(Exercise objective):
Look for the string "Windows" in every line, and copy each line that has it.

------ Stored records

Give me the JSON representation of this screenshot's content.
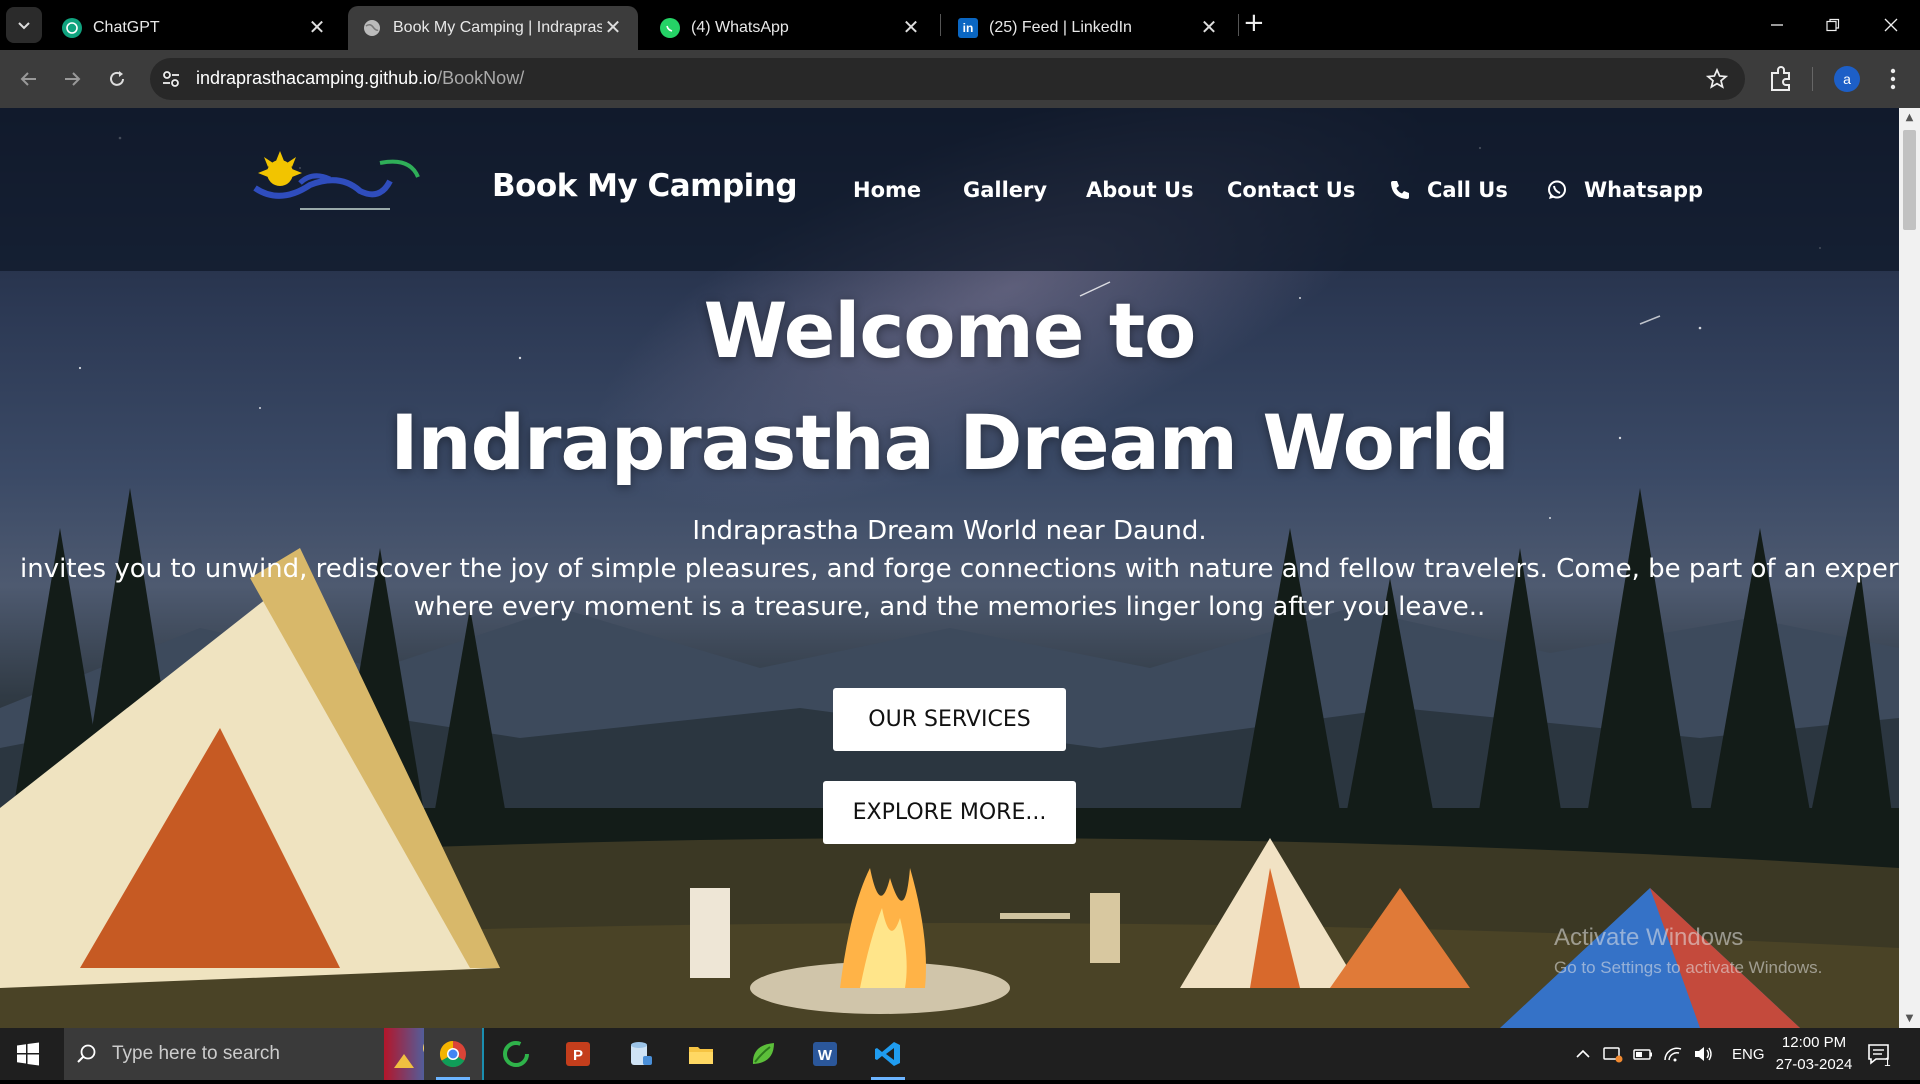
{
  "browser": {
    "tabs": [
      {
        "title": "ChatGPT",
        "icon": "chatgpt-icon"
      },
      {
        "title": "Book My Camping | Indraprastha",
        "icon": "globe-icon",
        "active": true
      },
      {
        "title": "(4) WhatsApp",
        "icon": "whatsapp-icon"
      },
      {
        "title": "(25) Feed | LinkedIn",
        "icon": "linkedin-icon"
      }
    ],
    "address": {
      "host": "indraprasthacamping.github.io",
      "path": "/BookNow/"
    },
    "profile_initial": "a"
  },
  "site": {
    "brand": "Book My Camping",
    "nav": [
      {
        "label": "Home"
      },
      {
        "label": "Gallery"
      },
      {
        "label": "About Us"
      },
      {
        "label": "Contact Us"
      },
      {
        "label": "Call Us",
        "icon": "phone-icon"
      },
      {
        "label": "Whatsapp",
        "icon": "whatsapp-icon"
      }
    ],
    "hero": {
      "line1": "Welcome to",
      "line2": "Indraprastha Dream World",
      "sub1": "Indraprastha Dream World near Daund.",
      "sub2": "invites you to unwind, rediscover the joy of simple pleasures, and forge connections with nature and fellow travelers. Come, be part of an experience",
      "sub3": "where every moment is a treasure, and the memories linger long after you leave..",
      "button_services": "OUR SERVICES",
      "button_explore": "EXPLORE MORE..."
    }
  },
  "watermark": {
    "title": "Activate Windows",
    "subtitle": "Go to Settings to activate Windows."
  },
  "taskbar": {
    "search_placeholder": "Type here to search",
    "language": "ENG",
    "time": "12:00 PM",
    "date": "27-03-2024",
    "notification_count": "1"
  },
  "colors": {
    "accent": "#6cb4ff",
    "nav_bg": "#0e1828",
    "button_bg": "#ffffff"
  }
}
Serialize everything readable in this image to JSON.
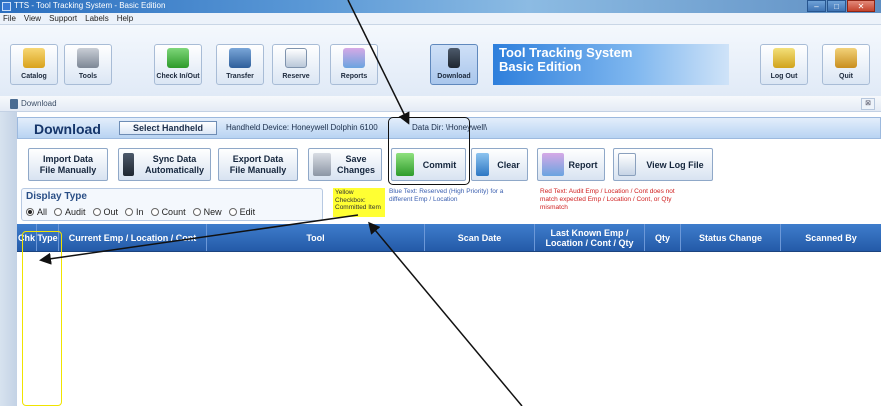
{
  "window": {
    "title": "TTS - Tool Tracking System - Basic Edition",
    "minimize": "–",
    "maximize": "□",
    "close": "✕"
  },
  "menu": [
    "File",
    "View",
    "Support",
    "Labels",
    "Help"
  ],
  "toolbar": {
    "catalog": "Catalog",
    "tools": "Tools",
    "check_in_out": "Check In/Out",
    "transfer": "Transfer",
    "reserve": "Reserve",
    "reports": "Reports",
    "download": "Download",
    "log_out": "Log Out",
    "quit": "Quit"
  },
  "banner": {
    "line1": "Tool Tracking System",
    "line2": "Basic Edition"
  },
  "doc_tab": {
    "label": "Download",
    "close": "⊠"
  },
  "download_bar": {
    "title": "Download",
    "select_handheld": "Select Handheld",
    "device": "Handheld Device:  Honeywell Dolphin 6100",
    "data_dir": "Data Dir:  \\Honeywell\\"
  },
  "actions": {
    "import_1": "Import Data",
    "import_2": "File Manually",
    "sync_1": "Sync Data",
    "sync_2": "Automatically",
    "export_1": "Export Data",
    "export_2": "File Manually",
    "save_1": "Save",
    "save_2": "Changes",
    "commit": "Commit",
    "clear": "Clear",
    "report": "Report",
    "view_log": "View Log File"
  },
  "display_type": {
    "label": "Display Type",
    "options": [
      "All",
      "Audit",
      "Out",
      "In",
      "Count",
      "New",
      "Edit"
    ],
    "selected": "All"
  },
  "legends": {
    "yellow": "Yellow Checkbox: Committed Item",
    "blue": "Blue Text:  Reserved (High Priority) for a different Emp / Location",
    "red": "Red Text:  Audit Emp / Location / Cont does not match expected Emp / Location / Cont, or Qty mismatch"
  },
  "grid_columns": [
    "Chk",
    "Type",
    "Current Emp / Location / Cont",
    "Tool",
    "Scan Date",
    "Last Known Emp / Location / Cont / Qty",
    "Qty",
    "Status Change",
    "Scanned By"
  ],
  "colors": {
    "header_blue": "#2e66b5",
    "legend_yellow": "#ffff33",
    "legend_blue_text": "#3a5fb0",
    "legend_red_text": "#d02020",
    "annotation_yellow": "#f0e400"
  }
}
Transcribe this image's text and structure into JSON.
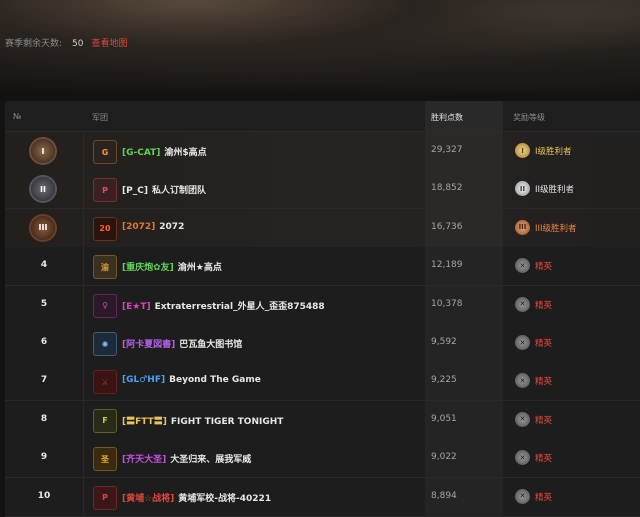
{
  "season": {
    "days_label": "赛季剩余天数:",
    "days_value": "50",
    "map_link": "查看地图"
  },
  "table": {
    "headers": {
      "rank": "№",
      "clan": "军团",
      "points": "胜利点数",
      "reward": "奖励等级"
    },
    "rows": [
      {
        "rank": "I",
        "medal": "gold",
        "tag": "[G-CAT]",
        "tag_color": "#5fd25a",
        "name": "渝州$高点",
        "points": "29,327",
        "reward": "I级胜利者",
        "reward_type": "gold",
        "reward_color": "#e8c35a",
        "reward_glyph": "I",
        "logo_icon": "gcat-logo-icon",
        "logo_bg": "#2b2320",
        "logo_fg": "#f0a030",
        "logo_char": "G"
      },
      {
        "rank": "II",
        "medal": "silver",
        "tag": "[P_C]",
        "tag_color": "#e6e6e6",
        "name": "私人订制团队",
        "points": "18,852",
        "reward": "II级胜利者",
        "reward_type": "silver",
        "reward_color": "#e6e6e6",
        "reward_glyph": "II",
        "logo_icon": "pc-logo-icon",
        "logo_bg": "#3a2020",
        "logo_fg": "#e05060",
        "logo_char": "P"
      },
      {
        "rank": "III",
        "medal": "bronze",
        "tag": "[2072]",
        "tag_color": "#e0772e",
        "name": "2072",
        "points": "16,736",
        "reward": "III级胜利者",
        "reward_type": "bronze",
        "reward_color": "#e0884a",
        "reward_glyph": "III",
        "logo_icon": "2072-logo-icon",
        "logo_bg": "#2a1410",
        "logo_fg": "#ff6020",
        "logo_char": "20"
      },
      {
        "rank": "4",
        "medal": "",
        "tag": "[重庆炮✿友]",
        "tag_color": "#5fd25a",
        "name": "渝州★高点",
        "points": "12,189",
        "reward": "精英",
        "reward_type": "elite",
        "reward_color": "#e0463c",
        "reward_glyph": "✕",
        "logo_icon": "chongqing-logo-icon",
        "logo_bg": "#3a3020",
        "logo_fg": "#e0a040",
        "logo_char": "渝"
      },
      {
        "rank": "5",
        "medal": "",
        "tag": "[E★T]",
        "tag_color": "#e040c0",
        "name": "Extraterrestrial_外星人_歪歪875488",
        "points": "10,378",
        "reward": "精英",
        "reward_type": "elite",
        "reward_color": "#e0463c",
        "reward_glyph": "✕",
        "logo_icon": "et-logo-icon",
        "logo_bg": "#2a1a28",
        "logo_fg": "#e040c0",
        "logo_char": "♀"
      },
      {
        "rank": "6",
        "medal": "",
        "tag": "[阿卡夏図書]",
        "tag_color": "#b060e0",
        "name": "巴瓦鱼大图书馆",
        "points": "9,592",
        "reward": "精英",
        "reward_type": "elite",
        "reward_color": "#e0463c",
        "reward_glyph": "✕",
        "logo_icon": "akasha-logo-icon",
        "logo_bg": "#1e2a3a",
        "logo_fg": "#7ac0f0",
        "logo_char": "✺"
      },
      {
        "rank": "7",
        "medal": "",
        "tag": "[GL♂HF]",
        "tag_color": "#4aa0f0",
        "name": "Beyond The Game",
        "points": "9,225",
        "reward": "精英",
        "reward_type": "elite",
        "reward_color": "#e0463c",
        "reward_glyph": "✕",
        "logo_icon": "horde-logo-icon",
        "logo_bg": "#3a1414",
        "logo_fg": "#c83030",
        "logo_char": "⚔"
      },
      {
        "rank": "8",
        "medal": "",
        "tag": "[〓FTT〓]",
        "tag_color": "#e8c35a",
        "name": "FIGHT TIGER TONIGHT",
        "points": "9,051",
        "reward": "精英",
        "reward_type": "elite",
        "reward_color": "#e0463c",
        "reward_glyph": "✕",
        "logo_icon": "ftt-logo-icon",
        "logo_bg": "#2a2a18",
        "logo_fg": "#d8c040",
        "logo_char": "F"
      },
      {
        "rank": "9",
        "medal": "",
        "tag": "[齐天大圣]",
        "tag_color": "#c050e0",
        "name": "大圣归来、展我军威",
        "points": "9,022",
        "reward": "精英",
        "reward_type": "elite",
        "reward_color": "#e0463c",
        "reward_glyph": "✕",
        "logo_icon": "monkey-king-logo-icon",
        "logo_bg": "#3a2a10",
        "logo_fg": "#e8b030",
        "logo_char": "圣"
      },
      {
        "rank": "10",
        "medal": "",
        "tag": "[黄埔☆战将]",
        "tag_color": "#e0463c",
        "name": "黄埔军校-战将-40221",
        "points": "8,894",
        "reward": "精英",
        "reward_type": "elite",
        "reward_color": "#e0463c",
        "reward_glyph": "✕",
        "logo_icon": "huangpu-logo-icon",
        "logo_bg": "#3a1818",
        "logo_fg": "#e04040",
        "logo_char": "P"
      }
    ]
  }
}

------------

(Solution for this task):
    "title": "Activate Windows",
    "subtitle": "Go to Settings to activate Windows."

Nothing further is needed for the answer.